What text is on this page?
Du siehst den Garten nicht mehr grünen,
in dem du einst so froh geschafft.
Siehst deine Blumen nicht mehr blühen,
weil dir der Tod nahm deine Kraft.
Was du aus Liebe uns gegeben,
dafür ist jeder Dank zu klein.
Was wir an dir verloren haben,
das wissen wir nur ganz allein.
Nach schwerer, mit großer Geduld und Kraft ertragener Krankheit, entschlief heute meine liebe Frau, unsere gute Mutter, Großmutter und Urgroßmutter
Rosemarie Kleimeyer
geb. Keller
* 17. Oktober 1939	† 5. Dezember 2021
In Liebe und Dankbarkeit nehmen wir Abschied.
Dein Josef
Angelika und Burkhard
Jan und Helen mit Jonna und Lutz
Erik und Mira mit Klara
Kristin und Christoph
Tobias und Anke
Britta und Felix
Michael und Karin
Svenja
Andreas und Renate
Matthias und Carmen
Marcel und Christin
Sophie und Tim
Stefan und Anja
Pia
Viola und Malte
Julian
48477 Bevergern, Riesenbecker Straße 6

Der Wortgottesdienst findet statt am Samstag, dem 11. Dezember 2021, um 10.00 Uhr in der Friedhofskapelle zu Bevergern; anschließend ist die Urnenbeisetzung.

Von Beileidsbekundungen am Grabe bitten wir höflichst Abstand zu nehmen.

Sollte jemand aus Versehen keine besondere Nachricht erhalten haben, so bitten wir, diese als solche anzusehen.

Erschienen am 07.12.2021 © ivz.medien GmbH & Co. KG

+--

Return the listing above in its exact form.

Output for this task:
What text is on this page?
Du siehst den Garten nicht mehr grünen,
in dem du einst so froh geschafft.
Siehst deine Blumen nicht mehr blühen,
weil dir der Tod nahm deine Kraft.
Was du aus Liebe uns gegeben,
dafür ist jeder Dank zu klein.
Was wir an dir verloren haben,
das wissen wir nur ganz allein.
Nach schwerer, mit großer Geduld und Kraft ertragener Krankheit, entschlief heute meine liebe Frau, unsere gute Mutter, Großmutter und Urgroßmutter
Rosemarie Kleimeyer
geb. Keller
* 17. Oktober 1939	† 5. Dezember 2021
In Liebe und Dankbarkeit nehmen wir Abschied.
Dein Josef
Angelika und Burkhard
Jan und Helen mit Jonna und Lutz
Erik und Mira mit Klara
Kristin und Christoph
Tobias und Anke
Britta und Felix
Michael und Karin
Svenja
Andreas und Renate
Matthias und Carmen
Marcel und Christin
Sophie und Tim
Stefan und Anja
Pia
Viola und Malte
Julian
48477 Bevergern, Riesenbecker Straße 6

Der Wortgottesdienst findet statt am Samstag, dem 11. Dezember 2021, um 10.00 Uhr in der Friedhofskapelle zu Bevergern; anschließend ist die Urnenbeisetzung.

Von Beileidsbekundungen am Grabe bitten wir höflichst Abstand zu nehmen.

Sollte jemand aus Versehen keine besondere Nachricht erhalten haben, so bitten wir, diese als solche anzusehen.

Erschienen am 07.12.2021 © ivz.medien GmbH & Co. KG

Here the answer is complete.